### 练习任务
1. 摘录正文中自“摘要： 为了深入研究金属旋转”起、至“和预测模型的建立提供了参考。”止的原文，首尾两处均包括在内。
2. 根据正文，随着表面粗糙度的增大，高频噪声声压级呈现怎样的变化趋势？

### 正文

┌──

旋转滑动摩擦高频噪声产生机理的实验研究

摘要/Abstract

摘要： 为了深入研究金属旋转滑动摩擦高频噪声的产生机理，以多功能摩擦磨损试验机为平台，采用单因素实验法来研究相对滑动速度、接触压力、表面形貌等影响因素对摩擦高频噪声的影响规律。实验发现：金属旋转滑动高频摩擦噪声多发生在相对滑动速度低、接触压力较大以及摩擦因数-速度负斜率处；摩擦副间相对滑动速度、接触压力和表面粗糙度的变化几乎不会对高频噪声的频率产生影响，但高频噪声声压级随表面粗糙度的增大呈现明显减小趋势。对摩擦噪声声压信号和法向、切向振动加速度信号进行互相关分析，结果表明，法向振动加速度信号和摩擦噪声声压信号之间具有更高的相关性，从而为进一步理解摩擦高频噪声的产生机理和预测模型的建立提供了参考。

└──

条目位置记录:
┌──

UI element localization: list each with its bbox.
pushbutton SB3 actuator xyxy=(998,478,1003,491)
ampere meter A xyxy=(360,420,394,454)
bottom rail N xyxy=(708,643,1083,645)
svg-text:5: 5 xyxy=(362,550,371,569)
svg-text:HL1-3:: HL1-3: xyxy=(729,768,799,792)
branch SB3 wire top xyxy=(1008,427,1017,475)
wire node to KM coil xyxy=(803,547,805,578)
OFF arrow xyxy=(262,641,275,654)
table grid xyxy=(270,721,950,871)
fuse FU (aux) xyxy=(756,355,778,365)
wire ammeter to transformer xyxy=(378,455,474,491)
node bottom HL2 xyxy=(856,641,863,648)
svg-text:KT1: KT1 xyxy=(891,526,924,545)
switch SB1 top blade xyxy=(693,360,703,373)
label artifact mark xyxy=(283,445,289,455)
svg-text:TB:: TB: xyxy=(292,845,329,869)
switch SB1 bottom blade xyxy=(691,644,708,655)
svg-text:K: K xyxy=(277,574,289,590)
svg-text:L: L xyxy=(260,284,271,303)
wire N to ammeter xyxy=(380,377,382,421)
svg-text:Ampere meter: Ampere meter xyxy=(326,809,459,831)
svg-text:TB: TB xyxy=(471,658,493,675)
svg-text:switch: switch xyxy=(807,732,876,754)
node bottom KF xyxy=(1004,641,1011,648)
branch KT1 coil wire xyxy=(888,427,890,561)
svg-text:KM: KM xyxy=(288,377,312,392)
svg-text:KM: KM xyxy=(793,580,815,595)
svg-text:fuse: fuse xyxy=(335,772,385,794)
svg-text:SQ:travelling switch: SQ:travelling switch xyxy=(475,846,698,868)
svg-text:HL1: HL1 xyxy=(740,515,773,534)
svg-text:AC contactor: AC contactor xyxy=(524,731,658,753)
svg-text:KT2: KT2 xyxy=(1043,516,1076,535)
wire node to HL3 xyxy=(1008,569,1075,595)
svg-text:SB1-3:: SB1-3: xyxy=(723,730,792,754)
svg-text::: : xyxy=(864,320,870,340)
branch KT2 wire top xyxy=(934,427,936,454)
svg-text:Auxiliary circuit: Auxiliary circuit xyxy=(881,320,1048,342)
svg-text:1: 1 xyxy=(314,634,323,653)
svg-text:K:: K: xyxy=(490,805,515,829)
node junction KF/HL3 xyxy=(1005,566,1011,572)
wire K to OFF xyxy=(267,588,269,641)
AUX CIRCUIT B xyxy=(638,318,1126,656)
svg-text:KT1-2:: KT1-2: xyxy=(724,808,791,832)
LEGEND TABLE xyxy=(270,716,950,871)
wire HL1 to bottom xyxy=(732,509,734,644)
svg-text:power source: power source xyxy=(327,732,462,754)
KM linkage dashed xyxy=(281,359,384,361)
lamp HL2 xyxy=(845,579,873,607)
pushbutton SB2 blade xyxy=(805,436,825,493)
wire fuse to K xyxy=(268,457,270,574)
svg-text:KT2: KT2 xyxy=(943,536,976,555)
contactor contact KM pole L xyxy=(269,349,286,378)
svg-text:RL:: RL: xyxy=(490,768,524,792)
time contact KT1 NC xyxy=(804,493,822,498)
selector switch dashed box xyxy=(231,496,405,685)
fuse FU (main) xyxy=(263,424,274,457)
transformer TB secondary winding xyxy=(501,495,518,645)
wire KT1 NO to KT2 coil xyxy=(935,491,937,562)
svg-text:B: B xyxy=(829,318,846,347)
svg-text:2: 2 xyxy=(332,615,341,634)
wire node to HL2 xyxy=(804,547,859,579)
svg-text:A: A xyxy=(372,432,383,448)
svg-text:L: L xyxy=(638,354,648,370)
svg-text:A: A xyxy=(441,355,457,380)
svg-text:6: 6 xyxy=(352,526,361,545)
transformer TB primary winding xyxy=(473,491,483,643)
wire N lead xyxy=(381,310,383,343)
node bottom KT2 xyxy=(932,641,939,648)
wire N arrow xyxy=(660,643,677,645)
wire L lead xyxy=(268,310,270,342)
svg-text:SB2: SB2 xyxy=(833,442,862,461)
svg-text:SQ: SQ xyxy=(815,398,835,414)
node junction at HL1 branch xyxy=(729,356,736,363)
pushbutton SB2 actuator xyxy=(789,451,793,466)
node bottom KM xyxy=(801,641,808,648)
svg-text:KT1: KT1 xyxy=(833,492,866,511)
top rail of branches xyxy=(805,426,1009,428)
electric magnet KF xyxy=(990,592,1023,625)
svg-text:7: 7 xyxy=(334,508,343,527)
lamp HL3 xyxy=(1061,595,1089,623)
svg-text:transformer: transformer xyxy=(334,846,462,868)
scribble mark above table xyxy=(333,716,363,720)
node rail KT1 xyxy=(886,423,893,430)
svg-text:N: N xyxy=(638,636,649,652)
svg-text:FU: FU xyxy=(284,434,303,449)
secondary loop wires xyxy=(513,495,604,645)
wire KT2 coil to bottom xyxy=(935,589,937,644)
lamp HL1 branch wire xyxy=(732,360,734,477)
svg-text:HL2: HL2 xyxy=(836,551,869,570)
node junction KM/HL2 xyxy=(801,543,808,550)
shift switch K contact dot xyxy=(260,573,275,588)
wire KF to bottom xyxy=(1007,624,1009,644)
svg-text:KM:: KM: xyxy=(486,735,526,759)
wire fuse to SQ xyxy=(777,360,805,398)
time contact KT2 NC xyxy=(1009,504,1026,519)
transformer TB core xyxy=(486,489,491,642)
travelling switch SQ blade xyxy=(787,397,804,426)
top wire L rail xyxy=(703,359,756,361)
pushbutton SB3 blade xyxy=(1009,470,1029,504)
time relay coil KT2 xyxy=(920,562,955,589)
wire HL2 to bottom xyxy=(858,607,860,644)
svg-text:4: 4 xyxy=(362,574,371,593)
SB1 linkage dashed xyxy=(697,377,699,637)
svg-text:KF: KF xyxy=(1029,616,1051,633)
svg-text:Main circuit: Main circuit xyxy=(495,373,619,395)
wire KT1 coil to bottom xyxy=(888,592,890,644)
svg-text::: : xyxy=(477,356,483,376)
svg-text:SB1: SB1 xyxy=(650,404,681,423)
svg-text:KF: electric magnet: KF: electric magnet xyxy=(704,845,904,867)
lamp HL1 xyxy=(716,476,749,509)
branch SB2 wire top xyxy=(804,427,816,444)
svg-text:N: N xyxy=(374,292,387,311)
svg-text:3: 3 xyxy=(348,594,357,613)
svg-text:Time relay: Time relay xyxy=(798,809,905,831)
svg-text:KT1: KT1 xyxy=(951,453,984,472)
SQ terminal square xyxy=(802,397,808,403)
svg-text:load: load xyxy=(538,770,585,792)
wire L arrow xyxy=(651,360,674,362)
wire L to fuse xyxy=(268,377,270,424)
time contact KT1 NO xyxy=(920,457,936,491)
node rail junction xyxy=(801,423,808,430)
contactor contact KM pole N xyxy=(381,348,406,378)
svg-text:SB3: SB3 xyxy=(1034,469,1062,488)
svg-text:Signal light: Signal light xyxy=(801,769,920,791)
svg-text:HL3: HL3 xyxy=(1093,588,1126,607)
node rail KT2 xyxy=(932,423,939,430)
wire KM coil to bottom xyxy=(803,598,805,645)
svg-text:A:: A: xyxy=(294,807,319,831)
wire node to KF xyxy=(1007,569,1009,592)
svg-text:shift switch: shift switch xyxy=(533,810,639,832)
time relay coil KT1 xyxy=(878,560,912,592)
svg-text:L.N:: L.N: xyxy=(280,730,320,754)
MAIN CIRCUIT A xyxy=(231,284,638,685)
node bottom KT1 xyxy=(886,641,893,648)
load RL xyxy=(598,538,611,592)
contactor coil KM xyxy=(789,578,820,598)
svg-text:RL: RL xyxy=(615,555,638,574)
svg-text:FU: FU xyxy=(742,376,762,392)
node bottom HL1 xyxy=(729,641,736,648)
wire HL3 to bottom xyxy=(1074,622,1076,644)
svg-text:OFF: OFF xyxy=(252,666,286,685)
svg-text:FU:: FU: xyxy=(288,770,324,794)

└──

### 参考答案
1.
摘要： 为了深入研究金属旋转滑动摩擦高频噪声的产生机理，以多功能摩擦磨损试验机为平台，采用单因素实验法来研究相对滑动速度、接触压力、表面形貌等影响因素对摩擦高频噪声的影响规律。实验发现：金属旋转滑动高频摩擦噪声多发生在相对滑动速度低、接触压力较大以及摩擦因数-速度负斜率处；摩擦副间相对滑动速度、接触压力和表面粗糙度的变化几乎不会对高频噪声的频率产生影响，但高频噪声声压级随表面粗糙度的增大呈现明显减小趋势。对摩擦噪声声压信号和法向、切向振动加速度信号进行互相关分析，结果表明，法向振动加速度信号和摩擦噪声声压信号之间具有更高的相关性，从而为进一步理解摩擦高频噪声的产生机理和预测模型的建立提供了参考。

2. 高频噪声声压级随表面粗糙度的增大呈现明显减小趋势。